**Working data:**
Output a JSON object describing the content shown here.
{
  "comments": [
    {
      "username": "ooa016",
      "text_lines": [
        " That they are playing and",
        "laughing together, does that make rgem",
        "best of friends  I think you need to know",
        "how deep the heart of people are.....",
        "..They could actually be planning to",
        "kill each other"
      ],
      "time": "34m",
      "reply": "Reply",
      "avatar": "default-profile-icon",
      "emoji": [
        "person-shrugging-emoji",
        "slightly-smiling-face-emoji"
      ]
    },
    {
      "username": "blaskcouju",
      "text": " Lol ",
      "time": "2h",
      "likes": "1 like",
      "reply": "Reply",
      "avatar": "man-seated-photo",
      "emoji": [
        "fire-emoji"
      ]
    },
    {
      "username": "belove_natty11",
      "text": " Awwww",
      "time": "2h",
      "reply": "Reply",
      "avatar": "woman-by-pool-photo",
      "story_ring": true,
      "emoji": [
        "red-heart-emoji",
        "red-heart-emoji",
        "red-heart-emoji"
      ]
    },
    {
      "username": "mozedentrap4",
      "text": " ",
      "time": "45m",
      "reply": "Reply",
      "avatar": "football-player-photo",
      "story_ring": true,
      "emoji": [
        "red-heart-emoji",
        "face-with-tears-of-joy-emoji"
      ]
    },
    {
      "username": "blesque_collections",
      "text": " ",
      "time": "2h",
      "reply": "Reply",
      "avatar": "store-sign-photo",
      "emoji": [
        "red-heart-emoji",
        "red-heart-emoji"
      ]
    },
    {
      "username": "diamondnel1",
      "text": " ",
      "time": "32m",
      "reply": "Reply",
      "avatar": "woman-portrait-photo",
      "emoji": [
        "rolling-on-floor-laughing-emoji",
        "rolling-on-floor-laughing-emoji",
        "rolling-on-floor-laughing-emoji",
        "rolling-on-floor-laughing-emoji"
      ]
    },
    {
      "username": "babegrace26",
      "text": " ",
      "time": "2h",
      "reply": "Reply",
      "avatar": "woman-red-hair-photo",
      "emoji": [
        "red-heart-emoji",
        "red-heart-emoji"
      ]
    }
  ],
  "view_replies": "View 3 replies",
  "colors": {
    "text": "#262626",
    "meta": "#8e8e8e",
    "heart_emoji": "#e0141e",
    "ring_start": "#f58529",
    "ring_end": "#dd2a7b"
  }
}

**Exercise directions:** Output all records verbatim.

**Response to the task:**
Output a JSON object describing the content shown here.
{
  "comments": [
    {
      "username": "ooa016",
      "text_lines": [
        " That they are playing and",
        "laughing together, does that make rgem",
        "best of friends  I think you need to know",
        "how deep the heart of people are.....",
        "..They could actually be planning to",
        "kill each other"
      ],
      "time": "34m",
      "reply": "Reply",
      "avatar": "default-profile-icon",
      "emoji": [
        "person-shrugging-emoji",
        "slightly-smiling-face-emoji"
      ]
    },
    {
      "username": "blaskcouju",
      "text": " Lol ",
      "time": "2h",
      "likes": "1 like",
      "reply": "Reply",
      "avatar": "man-seated-photo",
      "emoji": [
        "fire-emoji"
      ]
    },
    {
      "username": "belove_natty11",
      "text": " Awwww",
      "time": "2h",
      "reply": "Reply",
      "avatar": "woman-by-pool-photo",
      "story_ring": true,
      "emoji": [
        "red-heart-emoji",
        "red-heart-emoji",
        "red-heart-emoji"
      ]
    },
    {
      "username": "mozedentrap4",
      "text": " ",
      "time": "45m",
      "reply": "Reply",
      "avatar": "football-player-photo",
      "story_ring": true,
      "emoji": [
        "red-heart-emoji",
        "face-with-tears-of-joy-emoji"
      ]
    },
    {
      "username": "blesque_collections",
      "text": " ",
      "time": "2h",
      "reply": "Reply",
      "avatar": "store-sign-photo",
      "emoji": [
        "red-heart-emoji",
        "red-heart-emoji"
      ]
    },
    {
      "username": "diamondnel1",
      "text": " ",
      "time": "32m",
      "reply": "Reply",
      "avatar": "woman-portrait-photo",
      "emoji": [
        "rolling-on-floor-laughing-emoji",
        "rolling-on-floor-laughing-emoji",
        "rolling-on-floor-laughing-emoji",
        "rolling-on-floor-laughing-emoji"
      ]
    },
    {
      "username": "babegrace26",
      "text": " ",
      "time": "2h",
      "reply": "Reply",
      "avatar": "woman-red-hair-photo",
      "emoji": [
        "red-heart-emoji",
        "red-heart-emoji"
      ]
    }
  ],
  "view_replies": "View 3 replies",
  "colors": {
    "text": "#262626",
    "meta": "#8e8e8e",
    "heart_emoji": "#e0141e",
    "ring_start": "#f58529",
    "ring_end": "#dd2a7b"
  }
}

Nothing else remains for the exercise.